(Problem description)
Print the listing that follows, character for character.

(Data in this exercise)
──────
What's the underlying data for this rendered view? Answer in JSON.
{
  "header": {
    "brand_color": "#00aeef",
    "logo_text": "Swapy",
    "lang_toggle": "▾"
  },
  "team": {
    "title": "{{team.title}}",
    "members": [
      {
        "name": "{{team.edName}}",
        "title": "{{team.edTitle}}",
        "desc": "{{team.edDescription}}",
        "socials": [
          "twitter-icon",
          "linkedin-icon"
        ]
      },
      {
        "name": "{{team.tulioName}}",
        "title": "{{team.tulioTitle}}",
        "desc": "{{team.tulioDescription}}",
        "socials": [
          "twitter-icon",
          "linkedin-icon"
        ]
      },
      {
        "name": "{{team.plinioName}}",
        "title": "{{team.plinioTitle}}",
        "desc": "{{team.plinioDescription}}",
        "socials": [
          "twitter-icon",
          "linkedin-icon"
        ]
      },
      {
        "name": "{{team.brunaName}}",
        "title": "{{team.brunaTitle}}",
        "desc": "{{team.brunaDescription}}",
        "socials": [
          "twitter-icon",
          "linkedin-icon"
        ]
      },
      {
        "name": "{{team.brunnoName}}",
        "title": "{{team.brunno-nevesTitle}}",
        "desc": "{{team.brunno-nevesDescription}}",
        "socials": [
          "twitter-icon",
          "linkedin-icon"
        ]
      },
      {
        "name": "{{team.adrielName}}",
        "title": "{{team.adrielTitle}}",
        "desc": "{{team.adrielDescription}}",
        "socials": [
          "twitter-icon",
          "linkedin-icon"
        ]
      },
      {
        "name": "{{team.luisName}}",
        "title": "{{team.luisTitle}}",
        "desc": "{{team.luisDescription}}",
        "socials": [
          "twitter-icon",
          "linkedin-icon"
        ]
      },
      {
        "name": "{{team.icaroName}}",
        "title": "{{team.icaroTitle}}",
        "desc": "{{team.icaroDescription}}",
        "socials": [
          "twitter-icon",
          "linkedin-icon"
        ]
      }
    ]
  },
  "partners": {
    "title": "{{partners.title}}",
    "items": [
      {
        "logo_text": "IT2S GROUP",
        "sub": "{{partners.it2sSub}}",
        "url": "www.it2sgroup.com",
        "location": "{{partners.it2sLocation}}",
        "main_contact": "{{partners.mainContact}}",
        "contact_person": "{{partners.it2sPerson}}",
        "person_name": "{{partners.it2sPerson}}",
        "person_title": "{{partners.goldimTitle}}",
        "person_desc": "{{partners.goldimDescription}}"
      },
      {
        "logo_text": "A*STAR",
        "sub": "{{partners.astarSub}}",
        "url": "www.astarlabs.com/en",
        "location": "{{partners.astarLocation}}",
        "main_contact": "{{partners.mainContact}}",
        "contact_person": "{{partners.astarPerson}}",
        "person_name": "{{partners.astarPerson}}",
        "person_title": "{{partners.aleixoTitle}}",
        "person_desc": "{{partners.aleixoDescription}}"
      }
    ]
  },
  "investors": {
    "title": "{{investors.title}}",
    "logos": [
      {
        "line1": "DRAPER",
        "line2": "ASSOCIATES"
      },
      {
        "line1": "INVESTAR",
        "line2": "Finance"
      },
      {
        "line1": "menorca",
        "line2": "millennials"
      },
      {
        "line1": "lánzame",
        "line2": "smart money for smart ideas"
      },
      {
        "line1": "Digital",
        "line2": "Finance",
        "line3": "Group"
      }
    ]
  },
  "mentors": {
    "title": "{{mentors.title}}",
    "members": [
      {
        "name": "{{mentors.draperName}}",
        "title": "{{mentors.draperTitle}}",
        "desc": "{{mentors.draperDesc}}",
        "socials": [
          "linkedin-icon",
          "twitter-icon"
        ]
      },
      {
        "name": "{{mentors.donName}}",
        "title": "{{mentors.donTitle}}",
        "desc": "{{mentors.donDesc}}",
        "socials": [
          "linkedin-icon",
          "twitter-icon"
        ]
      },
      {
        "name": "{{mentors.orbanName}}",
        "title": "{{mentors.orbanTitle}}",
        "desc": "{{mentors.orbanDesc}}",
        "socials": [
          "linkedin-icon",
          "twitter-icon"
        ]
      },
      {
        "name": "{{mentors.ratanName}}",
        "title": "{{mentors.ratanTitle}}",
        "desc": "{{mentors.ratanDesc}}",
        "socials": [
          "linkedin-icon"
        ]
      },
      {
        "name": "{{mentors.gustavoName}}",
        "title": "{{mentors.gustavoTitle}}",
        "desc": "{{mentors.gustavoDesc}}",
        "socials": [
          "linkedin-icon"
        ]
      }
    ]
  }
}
──────
(Solution)
What's the underlying data for this rendered view? Answer in JSON.
{
  "header": {
    "brand_color": "#00aeef",
    "logo_text": "Swapy",
    "lang_toggle": "▾"
  },
  "team": {
    "title": "{{team.title}}",
    "members": [
      {
        "name": "{{team.edName}}",
        "title": "{{team.edTitle}}",
        "desc": "{{team.edDescription}}",
        "socials": [
          "twitter-icon",
          "linkedin-icon"
        ]
      },
      {
        "name": "{{team.tulioName}}",
        "title": "{{team.tulioTitle}}",
        "desc": "{{team.tulioDescription}}",
        "socials": [
          "twitter-icon",
          "linkedin-icon"
        ]
      },
      {
        "name": "{{team.plinioName}}",
        "title": "{{team.plinioTitle}}",
        "desc": "{{team.plinioDescription}}",
        "socials": [
          "twitter-icon",
          "linkedin-icon"
        ]
      },
      {
        "name": "{{team.brunaName}}",
        "title": "{{team.brunaTitle}}",
        "desc": "{{team.brunaDescription}}",
        "socials": [
          "twitter-icon",
          "linkedin-icon"
        ]
      },
      {
        "name": "{{team.brunnoName}}",
        "title": "{{team.brunno-nevesTitle}}",
        "desc": "{{team.brunno-nevesDescription}}",
        "socials": [
          "twitter-icon",
          "linkedin-icon"
        ]
      },
      {
        "name": "{{team.adrielName}}",
        "title": "{{team.adrielTitle}}",
        "desc": "{{team.adrielDescription}}",
        "socials": [
          "twitter-icon",
          "linkedin-icon"
        ]
      },
      {
        "name": "{{team.luisName}}",
        "title": "{{team.luisTitle}}",
        "desc": "{{team.luisDescription}}",
        "socials": [
          "twitter-icon",
          "linkedin-icon"
        ]
      },
      {
        "name": "{{team.icaroName}}",
        "title": "{{team.icaroTitle}}",
        "desc": "{{team.icaroDescription}}",
        "socials": [
          "twitter-icon",
          "linkedin-icon"
        ]
      }
    ]
  },
  "partners": {
    "title": "{{partners.title}}",
    "items": [
      {
        "logo_text": "IT2S GROUP",
        "sub": "{{partners.it2sSub}}",
        "url": "www.it2sgroup.com",
        "location": "{{partners.it2sLocation}}",
        "main_contact": "{{partners.mainContact}}",
        "contact_person": "{{partners.it2sPerson}}",
        "person_name": "{{partners.it2sPerson}}",
        "person_title": "{{partners.goldimTitle}}",
        "person_desc": "{{partners.goldimDescription}}"
      },
      {
        "logo_text": "A*STAR",
        "sub": "{{partners.astarSub}}",
        "url": "www.astarlabs.com/en",
        "location": "{{partners.astarLocation}}",
        "main_contact": "{{partners.mainContact}}",
        "contact_person": "{{partners.astarPerson}}",
        "person_name": "{{partners.astarPerson}}",
        "person_title": "{{partners.aleixoTitle}}",
        "person_desc": "{{partners.aleixoDescription}}"
      }
    ]
  },
  "investors": {
    "title": "{{investors.title}}",
    "logos": [
      {
        "line1": "DRAPER",
        "line2": "ASSOCIATES"
      },
      {
        "line1": "INVESTAR",
        "line2": "Finance"
      },
      {
        "line1": "menorca",
        "line2": "millennials"
      },
      {
        "line1": "lánzame",
        "line2": "smart money for smart ideas"
      },
      {
        "line1": "Digital",
        "line2": "Finance",
        "line3": "Group"
      }
    ]
  },
  "mentors": {
    "title": "{{mentors.title}}",
    "members": [
      {
        "name": "{{mentors.draperName}}",
        "title": "{{mentors.draperTitle}}",
        "desc": "{{mentors.draperDesc}}",
        "socials": [
          "linkedin-icon",
          "twitter-icon"
        ]
      },
      {
        "name": "{{mentors.donName}}",
        "title": "{{mentors.donTitle}}",
        "desc": "{{mentors.donDesc}}",
        "socials": [
          "linkedin-icon",
          "twitter-icon"
        ]
      },
      {
        "name": "{{mentors.orbanName}}",
        "title": "{{mentors.orbanTitle}}",
        "desc": "{{mentors.orbanDesc}}",
        "socials": [
          "linkedin-icon",
          "twitter-icon"
        ]
      },
      {
        "name": "{{mentors.ratanName}}",
        "title": "{{mentors.ratanTitle}}",
        "desc": "{{mentors.ratanDesc}}",
        "socials": [
          "linkedin-icon"
        ]
      },
      {
        "name": "{{mentors.gustavoName}}",
        "title": "{{mentors.gustavoTitle}}",
        "desc": "{{mentors.gustavoDesc}}",
        "socials": [
          "linkedin-icon"
        ]
      }
    ]
  }
}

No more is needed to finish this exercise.